What needs to be done
All lines in which the word "this" occurs are to be extracted.

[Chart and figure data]
********
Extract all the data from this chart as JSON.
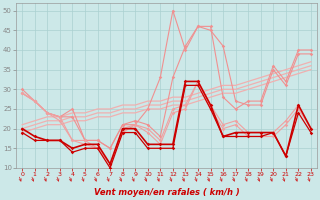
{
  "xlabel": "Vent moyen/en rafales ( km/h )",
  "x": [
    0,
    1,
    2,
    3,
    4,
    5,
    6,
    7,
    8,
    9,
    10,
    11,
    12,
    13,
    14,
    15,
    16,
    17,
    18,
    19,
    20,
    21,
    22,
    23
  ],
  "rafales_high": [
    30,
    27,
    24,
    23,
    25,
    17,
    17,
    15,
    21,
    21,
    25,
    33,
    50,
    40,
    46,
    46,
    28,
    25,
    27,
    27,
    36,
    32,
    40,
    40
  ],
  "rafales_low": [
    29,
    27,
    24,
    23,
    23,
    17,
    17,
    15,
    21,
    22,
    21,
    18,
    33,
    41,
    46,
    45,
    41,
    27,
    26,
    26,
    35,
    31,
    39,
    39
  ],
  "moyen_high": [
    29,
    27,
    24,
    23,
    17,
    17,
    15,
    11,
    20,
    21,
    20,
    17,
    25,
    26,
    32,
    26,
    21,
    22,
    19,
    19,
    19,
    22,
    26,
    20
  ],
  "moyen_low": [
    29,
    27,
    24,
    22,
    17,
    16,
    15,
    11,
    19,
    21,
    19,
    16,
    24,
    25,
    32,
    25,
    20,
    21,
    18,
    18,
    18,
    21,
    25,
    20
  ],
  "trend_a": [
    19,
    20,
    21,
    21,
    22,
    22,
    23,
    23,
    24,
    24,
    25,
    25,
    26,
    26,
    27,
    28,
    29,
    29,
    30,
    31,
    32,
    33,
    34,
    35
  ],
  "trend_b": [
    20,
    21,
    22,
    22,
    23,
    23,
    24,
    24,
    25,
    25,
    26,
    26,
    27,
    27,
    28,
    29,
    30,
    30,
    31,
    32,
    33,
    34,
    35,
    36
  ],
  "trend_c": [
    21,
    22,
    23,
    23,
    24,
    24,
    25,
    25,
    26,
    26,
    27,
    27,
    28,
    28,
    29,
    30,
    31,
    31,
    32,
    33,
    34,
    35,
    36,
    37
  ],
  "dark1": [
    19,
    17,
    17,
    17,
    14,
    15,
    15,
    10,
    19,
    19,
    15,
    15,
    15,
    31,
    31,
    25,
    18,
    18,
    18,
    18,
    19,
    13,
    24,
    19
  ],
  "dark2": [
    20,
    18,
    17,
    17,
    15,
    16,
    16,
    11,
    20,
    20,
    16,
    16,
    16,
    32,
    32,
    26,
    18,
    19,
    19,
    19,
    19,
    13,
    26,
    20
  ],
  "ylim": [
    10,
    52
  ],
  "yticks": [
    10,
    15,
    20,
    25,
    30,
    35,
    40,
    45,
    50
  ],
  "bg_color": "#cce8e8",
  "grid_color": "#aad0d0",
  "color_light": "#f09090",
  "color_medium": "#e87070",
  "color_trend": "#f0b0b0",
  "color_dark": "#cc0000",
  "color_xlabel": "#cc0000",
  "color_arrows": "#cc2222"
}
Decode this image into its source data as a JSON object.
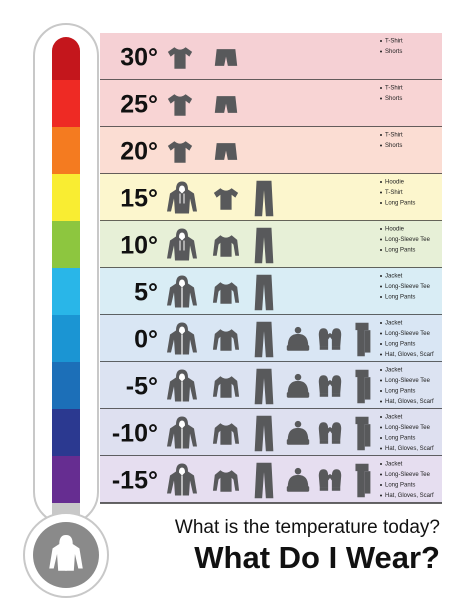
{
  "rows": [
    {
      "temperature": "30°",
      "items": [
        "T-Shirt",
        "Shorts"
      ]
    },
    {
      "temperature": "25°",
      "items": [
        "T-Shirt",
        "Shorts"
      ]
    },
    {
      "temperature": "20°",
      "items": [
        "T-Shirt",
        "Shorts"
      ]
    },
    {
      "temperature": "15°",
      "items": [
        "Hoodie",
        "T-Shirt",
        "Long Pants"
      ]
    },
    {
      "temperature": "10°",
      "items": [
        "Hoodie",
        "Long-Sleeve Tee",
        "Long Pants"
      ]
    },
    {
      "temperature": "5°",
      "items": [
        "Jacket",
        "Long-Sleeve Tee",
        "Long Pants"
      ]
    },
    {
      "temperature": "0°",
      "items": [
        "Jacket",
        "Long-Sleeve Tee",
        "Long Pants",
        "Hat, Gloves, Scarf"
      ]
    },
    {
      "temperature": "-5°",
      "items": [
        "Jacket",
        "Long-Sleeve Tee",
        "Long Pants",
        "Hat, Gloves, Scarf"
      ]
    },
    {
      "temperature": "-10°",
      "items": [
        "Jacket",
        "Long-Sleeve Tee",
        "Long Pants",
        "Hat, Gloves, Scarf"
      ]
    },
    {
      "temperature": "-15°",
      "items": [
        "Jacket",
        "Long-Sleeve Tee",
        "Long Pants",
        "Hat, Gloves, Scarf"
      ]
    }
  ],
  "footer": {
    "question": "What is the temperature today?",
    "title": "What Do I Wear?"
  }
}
********
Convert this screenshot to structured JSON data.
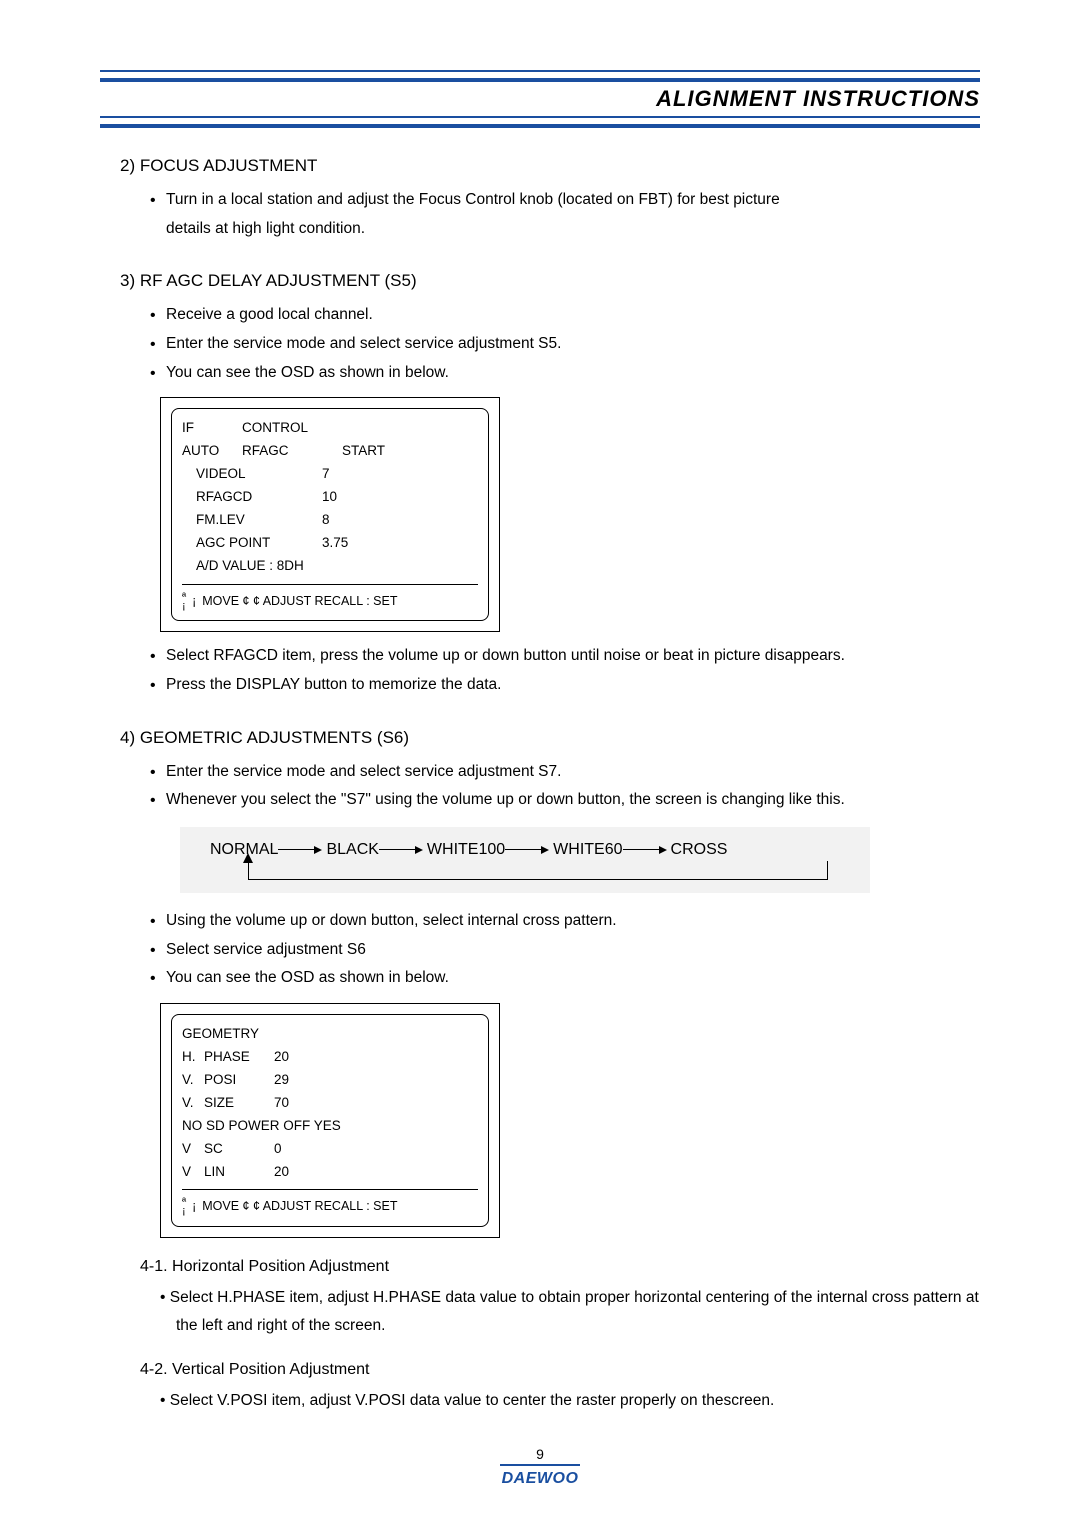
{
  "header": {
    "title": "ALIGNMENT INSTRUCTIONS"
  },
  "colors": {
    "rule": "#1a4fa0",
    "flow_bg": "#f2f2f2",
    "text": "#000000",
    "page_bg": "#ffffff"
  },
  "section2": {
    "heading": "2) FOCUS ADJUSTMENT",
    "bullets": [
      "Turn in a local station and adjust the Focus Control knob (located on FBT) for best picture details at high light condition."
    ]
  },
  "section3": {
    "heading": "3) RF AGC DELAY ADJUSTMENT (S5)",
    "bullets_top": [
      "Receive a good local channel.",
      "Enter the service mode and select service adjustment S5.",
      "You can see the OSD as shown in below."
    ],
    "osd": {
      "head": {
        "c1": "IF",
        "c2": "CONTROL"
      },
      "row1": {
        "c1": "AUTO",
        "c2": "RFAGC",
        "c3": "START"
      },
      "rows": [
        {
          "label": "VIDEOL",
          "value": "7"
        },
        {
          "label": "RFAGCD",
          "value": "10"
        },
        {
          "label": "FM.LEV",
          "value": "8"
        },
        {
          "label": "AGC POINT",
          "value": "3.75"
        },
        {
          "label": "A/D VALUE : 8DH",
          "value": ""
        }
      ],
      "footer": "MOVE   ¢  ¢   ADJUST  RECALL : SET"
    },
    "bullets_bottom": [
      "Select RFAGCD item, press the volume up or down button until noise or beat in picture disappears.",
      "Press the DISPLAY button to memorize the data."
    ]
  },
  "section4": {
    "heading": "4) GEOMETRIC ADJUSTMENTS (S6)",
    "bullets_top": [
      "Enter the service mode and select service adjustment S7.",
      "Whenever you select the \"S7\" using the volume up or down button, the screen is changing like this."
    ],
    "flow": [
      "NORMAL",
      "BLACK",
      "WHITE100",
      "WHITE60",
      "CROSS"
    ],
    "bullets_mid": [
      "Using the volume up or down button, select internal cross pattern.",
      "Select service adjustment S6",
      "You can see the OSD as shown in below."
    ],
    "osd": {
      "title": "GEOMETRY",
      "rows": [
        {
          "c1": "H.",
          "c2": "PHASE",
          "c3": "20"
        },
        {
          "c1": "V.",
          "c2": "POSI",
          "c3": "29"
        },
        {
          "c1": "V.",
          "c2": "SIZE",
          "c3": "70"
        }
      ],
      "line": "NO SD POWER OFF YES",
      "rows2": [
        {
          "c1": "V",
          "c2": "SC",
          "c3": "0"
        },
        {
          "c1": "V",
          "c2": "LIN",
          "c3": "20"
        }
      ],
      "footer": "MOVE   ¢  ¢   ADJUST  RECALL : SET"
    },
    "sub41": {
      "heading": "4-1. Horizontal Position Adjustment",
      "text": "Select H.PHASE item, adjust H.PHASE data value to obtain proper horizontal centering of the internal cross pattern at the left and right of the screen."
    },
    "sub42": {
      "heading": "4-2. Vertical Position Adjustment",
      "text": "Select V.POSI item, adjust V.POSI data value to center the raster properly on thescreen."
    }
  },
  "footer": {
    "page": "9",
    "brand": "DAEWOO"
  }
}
********
Full solution
Extract all the data from this chart as JSON.
Decode this image into its source data as a JSON object.
Convert this screenshot to structured JSON data.
      "Whenever you select the \"S7\" using the volume up or down button, the screen is changing like this."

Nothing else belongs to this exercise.